start

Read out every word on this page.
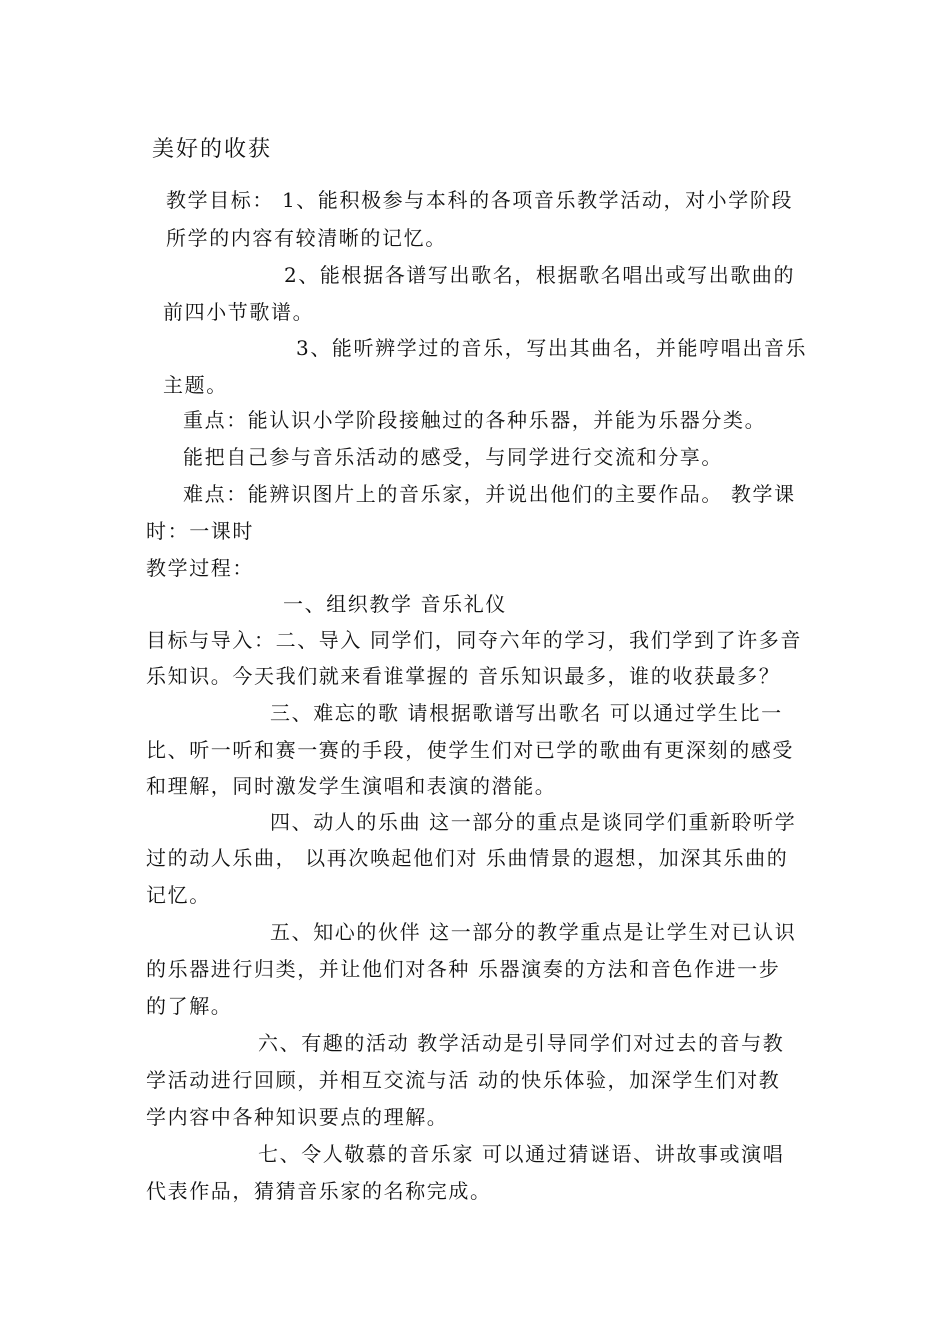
美好的收获
教学目标： 1、能积极参与本科的各项音乐教学活动，对小学阶段
所学的内容有较清晰的记忆。
2、能根据各谱写出歌名，根据歌名唱出或写出歌曲的
前四小节歌谱。
3、能听辨学过的音乐，写出其曲名，并能哼唱出音乐
主题。
重点：能认识小学阶段接触过的各种乐器，并能为乐器分类。
能把自己参与音乐活动的感受，与同学进行交流和分享。
难点：能辨识图片上的音乐家，并说出他们的主要作品。 教学课
时：一课时
教学过程：
一、组织教学 音乐礼仪
目标与导入：二、导入 同学们，同夺六年的学习，我们学到了许多音
乐知识。今天我们就来看谁掌握的 音乐知识最多，谁的收获最多？
三、难忘的歌 请根据歌谱写出歌名 可以通过学生比一
比、听一听和赛一赛的手段，使学生们对已学的歌曲有更深刻的感受
和理解，同时激发学生演唱和表演的潜能。
四、动人的乐曲 这一部分的重点是谈同学们重新聆听学
过的动人乐曲， 以再次唤起他们对 乐曲情景的遐想，加深其乐曲的
记忆。
五、知心的伙伴 这一部分的教学重点是让学生对已认识
的乐器进行归类，并让他们对各种 乐器演奏的方法和音色作进一步
的了解。
六、有趣的活动 教学活动是引导同学们对过去的音与教
学活动进行回顾，并相互交流与活 动的快乐体验，加深学生们对教
学内容中各种知识要点的理解。
七、令人敬慕的音乐家 可以通过猜谜语、讲故事或演唱
代表作品，猜猜音乐家的名称完成。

end

## Goal of the exercise
Pictures are not part of the copy; reproduce everything else in the records exactly.

## The result
Read out every word on this page.
美好的收获
教学目标： 1、能积极参与本科的各项音乐教学活动，对小学阶段
所学的内容有较清晰的记忆。
2、能根据各谱写出歌名，根据歌名唱出或写出歌曲的
前四小节歌谱。
3、能听辨学过的音乐，写出其曲名，并能哼唱出音乐
主题。
重点：能认识小学阶段接触过的各种乐器，并能为乐器分类。
能把自己参与音乐活动的感受，与同学进行交流和分享。
难点：能辨识图片上的音乐家，并说出他们的主要作品。 教学课
时：一课时
教学过程：
一、组织教学 音乐礼仪
目标与导入：二、导入 同学们，同夺六年的学习，我们学到了许多音
乐知识。今天我们就来看谁掌握的 音乐知识最多，谁的收获最多？
三、难忘的歌 请根据歌谱写出歌名 可以通过学生比一
比、听一听和赛一赛的手段，使学生们对已学的歌曲有更深刻的感受
和理解，同时激发学生演唱和表演的潜能。
四、动人的乐曲 这一部分的重点是谈同学们重新聆听学
过的动人乐曲， 以再次唤起他们对 乐曲情景的遐想，加深其乐曲的
记忆。
五、知心的伙伴 这一部分的教学重点是让学生对已认识
的乐器进行归类，并让他们对各种 乐器演奏的方法和音色作进一步
的了解。
六、有趣的活动 教学活动是引导同学们对过去的音与教
学活动进行回顾，并相互交流与活 动的快乐体验，加深学生们对教
学内容中各种知识要点的理解。
七、令人敬慕的音乐家 可以通过猜谜语、讲故事或演唱
代表作品，猜猜音乐家的名称完成。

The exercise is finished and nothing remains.